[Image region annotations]
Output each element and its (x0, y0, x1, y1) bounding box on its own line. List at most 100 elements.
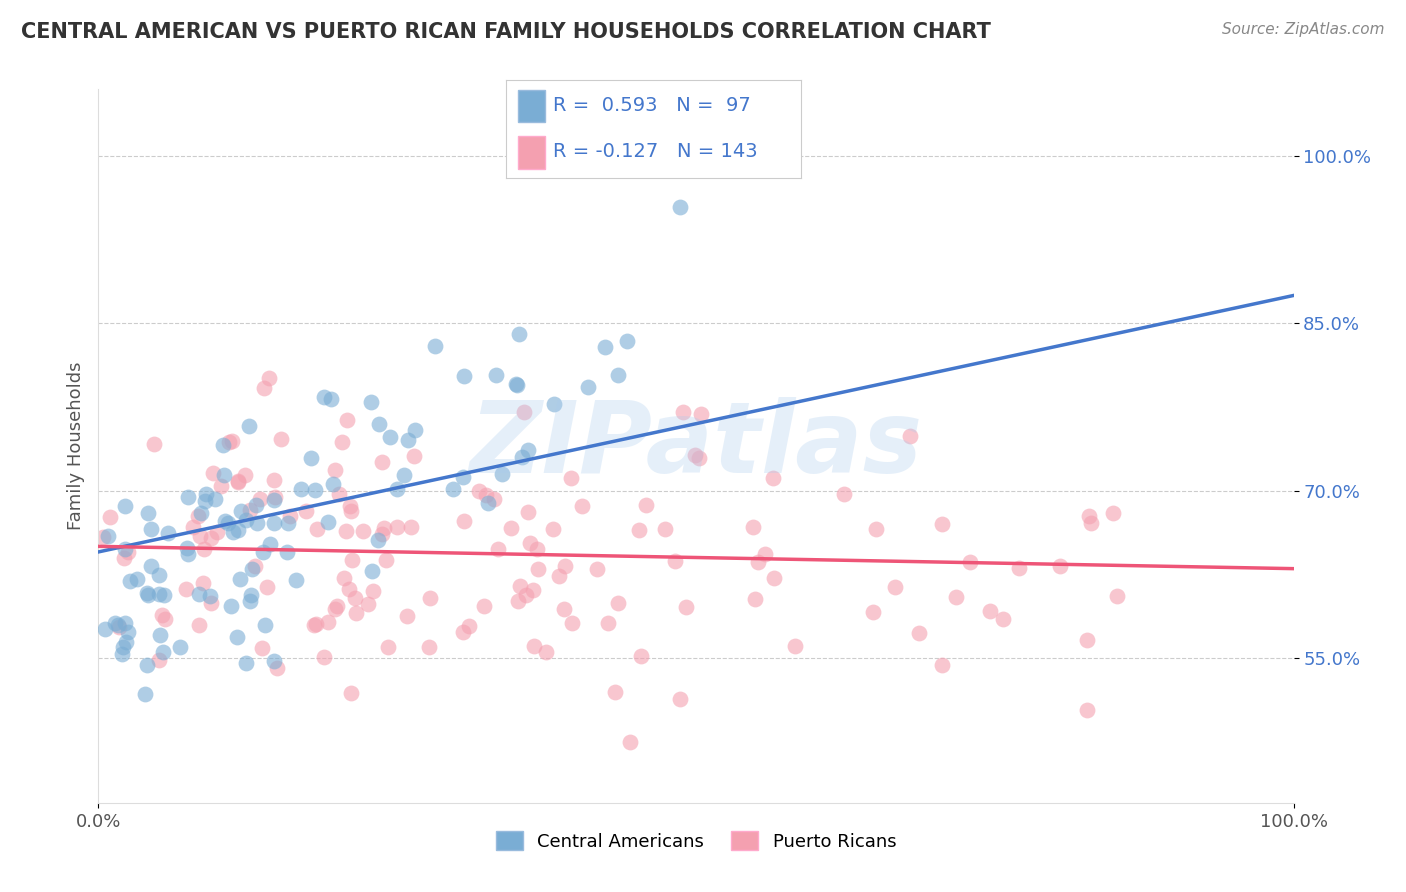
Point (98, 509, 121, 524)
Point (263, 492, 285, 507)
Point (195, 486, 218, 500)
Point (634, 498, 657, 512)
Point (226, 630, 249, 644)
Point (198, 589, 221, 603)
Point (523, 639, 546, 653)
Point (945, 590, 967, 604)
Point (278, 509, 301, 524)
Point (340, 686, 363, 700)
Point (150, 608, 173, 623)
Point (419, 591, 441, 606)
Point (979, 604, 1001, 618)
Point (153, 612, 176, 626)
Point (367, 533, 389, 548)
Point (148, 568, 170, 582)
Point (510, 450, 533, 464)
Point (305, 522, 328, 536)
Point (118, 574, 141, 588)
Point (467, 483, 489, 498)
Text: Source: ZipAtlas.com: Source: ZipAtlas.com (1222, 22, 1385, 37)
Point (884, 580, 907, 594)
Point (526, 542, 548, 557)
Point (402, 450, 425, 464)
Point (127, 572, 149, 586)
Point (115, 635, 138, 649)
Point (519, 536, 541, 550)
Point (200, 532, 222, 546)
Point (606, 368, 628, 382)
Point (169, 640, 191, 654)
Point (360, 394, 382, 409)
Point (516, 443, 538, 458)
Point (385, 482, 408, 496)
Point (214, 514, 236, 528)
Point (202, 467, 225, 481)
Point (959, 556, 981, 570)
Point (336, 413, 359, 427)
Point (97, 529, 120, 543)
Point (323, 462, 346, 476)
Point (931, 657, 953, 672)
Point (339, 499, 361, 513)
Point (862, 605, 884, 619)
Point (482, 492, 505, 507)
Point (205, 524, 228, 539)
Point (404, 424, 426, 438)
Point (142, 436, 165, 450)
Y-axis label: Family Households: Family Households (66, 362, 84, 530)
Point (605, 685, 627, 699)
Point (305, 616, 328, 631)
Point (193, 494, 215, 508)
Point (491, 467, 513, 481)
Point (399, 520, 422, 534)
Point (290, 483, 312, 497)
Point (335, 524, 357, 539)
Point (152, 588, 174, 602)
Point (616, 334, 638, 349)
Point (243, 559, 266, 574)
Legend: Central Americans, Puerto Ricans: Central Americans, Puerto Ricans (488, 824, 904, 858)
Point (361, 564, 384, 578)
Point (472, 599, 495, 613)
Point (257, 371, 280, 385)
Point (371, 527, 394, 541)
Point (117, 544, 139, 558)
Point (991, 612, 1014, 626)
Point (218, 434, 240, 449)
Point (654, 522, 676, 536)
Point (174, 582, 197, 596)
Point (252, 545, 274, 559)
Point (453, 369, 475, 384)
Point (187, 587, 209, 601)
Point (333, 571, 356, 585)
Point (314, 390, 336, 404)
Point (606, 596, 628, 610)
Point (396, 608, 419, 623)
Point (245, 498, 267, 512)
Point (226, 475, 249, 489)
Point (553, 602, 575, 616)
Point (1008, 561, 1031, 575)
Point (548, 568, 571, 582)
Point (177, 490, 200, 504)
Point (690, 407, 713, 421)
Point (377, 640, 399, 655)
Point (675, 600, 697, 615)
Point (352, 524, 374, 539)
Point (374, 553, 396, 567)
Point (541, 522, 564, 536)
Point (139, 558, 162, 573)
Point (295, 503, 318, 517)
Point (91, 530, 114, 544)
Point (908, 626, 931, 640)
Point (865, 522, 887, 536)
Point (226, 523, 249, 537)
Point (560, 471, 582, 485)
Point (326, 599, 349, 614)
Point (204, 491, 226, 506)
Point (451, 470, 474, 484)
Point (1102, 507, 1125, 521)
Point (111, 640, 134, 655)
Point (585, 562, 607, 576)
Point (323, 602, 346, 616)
--
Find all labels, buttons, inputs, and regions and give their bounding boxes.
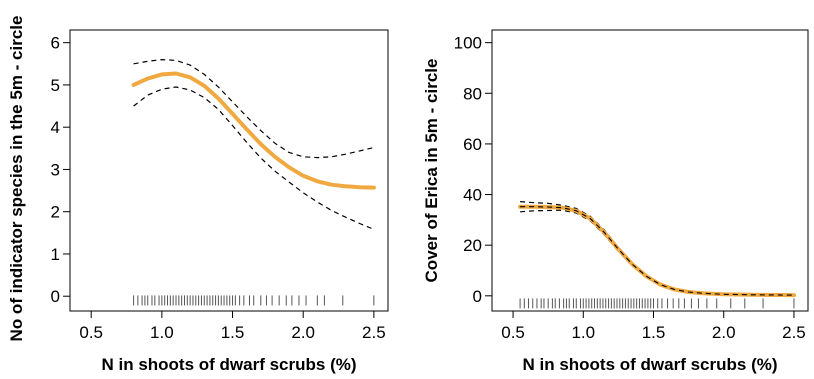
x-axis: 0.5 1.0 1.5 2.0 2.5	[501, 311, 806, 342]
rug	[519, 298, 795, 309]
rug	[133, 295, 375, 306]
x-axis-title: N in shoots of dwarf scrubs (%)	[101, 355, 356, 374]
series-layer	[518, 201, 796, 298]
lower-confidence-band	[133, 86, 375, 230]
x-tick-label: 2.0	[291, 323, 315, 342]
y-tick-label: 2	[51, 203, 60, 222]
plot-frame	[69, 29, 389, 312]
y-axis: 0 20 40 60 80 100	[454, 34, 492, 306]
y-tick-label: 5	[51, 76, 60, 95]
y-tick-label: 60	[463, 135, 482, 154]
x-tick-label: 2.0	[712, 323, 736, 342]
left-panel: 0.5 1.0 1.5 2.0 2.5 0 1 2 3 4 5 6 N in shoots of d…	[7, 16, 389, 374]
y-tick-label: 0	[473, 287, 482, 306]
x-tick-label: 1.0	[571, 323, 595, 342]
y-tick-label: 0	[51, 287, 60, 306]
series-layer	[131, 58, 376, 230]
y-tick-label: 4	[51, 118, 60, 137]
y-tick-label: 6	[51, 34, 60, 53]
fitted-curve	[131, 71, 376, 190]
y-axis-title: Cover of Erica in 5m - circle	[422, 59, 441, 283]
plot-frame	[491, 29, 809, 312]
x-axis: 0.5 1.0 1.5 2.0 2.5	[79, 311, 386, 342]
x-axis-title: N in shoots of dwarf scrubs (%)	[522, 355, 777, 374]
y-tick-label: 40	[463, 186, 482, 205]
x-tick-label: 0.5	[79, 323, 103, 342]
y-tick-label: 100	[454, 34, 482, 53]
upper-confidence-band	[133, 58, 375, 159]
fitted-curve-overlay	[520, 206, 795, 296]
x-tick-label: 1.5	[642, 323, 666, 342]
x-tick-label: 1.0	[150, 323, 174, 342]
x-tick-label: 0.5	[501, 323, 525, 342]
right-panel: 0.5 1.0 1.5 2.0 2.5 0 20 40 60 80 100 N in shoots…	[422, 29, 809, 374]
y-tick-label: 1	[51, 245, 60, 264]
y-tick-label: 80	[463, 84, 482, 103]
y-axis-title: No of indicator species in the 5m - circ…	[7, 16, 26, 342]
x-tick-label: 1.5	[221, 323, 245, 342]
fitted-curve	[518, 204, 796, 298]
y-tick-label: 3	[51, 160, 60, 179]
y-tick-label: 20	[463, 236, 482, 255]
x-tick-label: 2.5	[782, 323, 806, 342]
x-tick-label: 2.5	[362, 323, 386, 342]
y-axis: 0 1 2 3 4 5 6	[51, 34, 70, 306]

** Task details **
Reproduce the listing lines between the line holding "Point (98, 509, 121, 524)" and the line holding "Point (526, 542, 548, 557)", inclusive, substituting "Marker" for every "Point" and keeping everything else unchanged.

** Exercise output **
Marker (98, 509, 121, 524)
Marker (263, 492, 285, 507)
Marker (195, 486, 218, 500)
Marker (634, 498, 657, 512)
Marker (226, 630, 249, 644)
Marker (198, 589, 221, 603)
Marker (523, 639, 546, 653)
Marker (945, 590, 967, 604)
Marker (278, 509, 301, 524)
Marker (340, 686, 363, 700)
Marker (150, 608, 173, 623)
Marker (419, 591, 441, 606)
Marker (979, 604, 1001, 618)
Marker (153, 612, 176, 626)
Marker (367, 533, 389, 548)
Marker (148, 568, 170, 582)
Marker (510, 450, 533, 464)
Marker (305, 522, 328, 536)
Marker (118, 574, 141, 588)
Marker (467, 483, 489, 498)
Text: Source: ZipAtlas.com: Source: ZipAtlas.com (1222, 22, 1385, 37)
Marker (884, 580, 907, 594)
Marker (526, 542, 548, 557)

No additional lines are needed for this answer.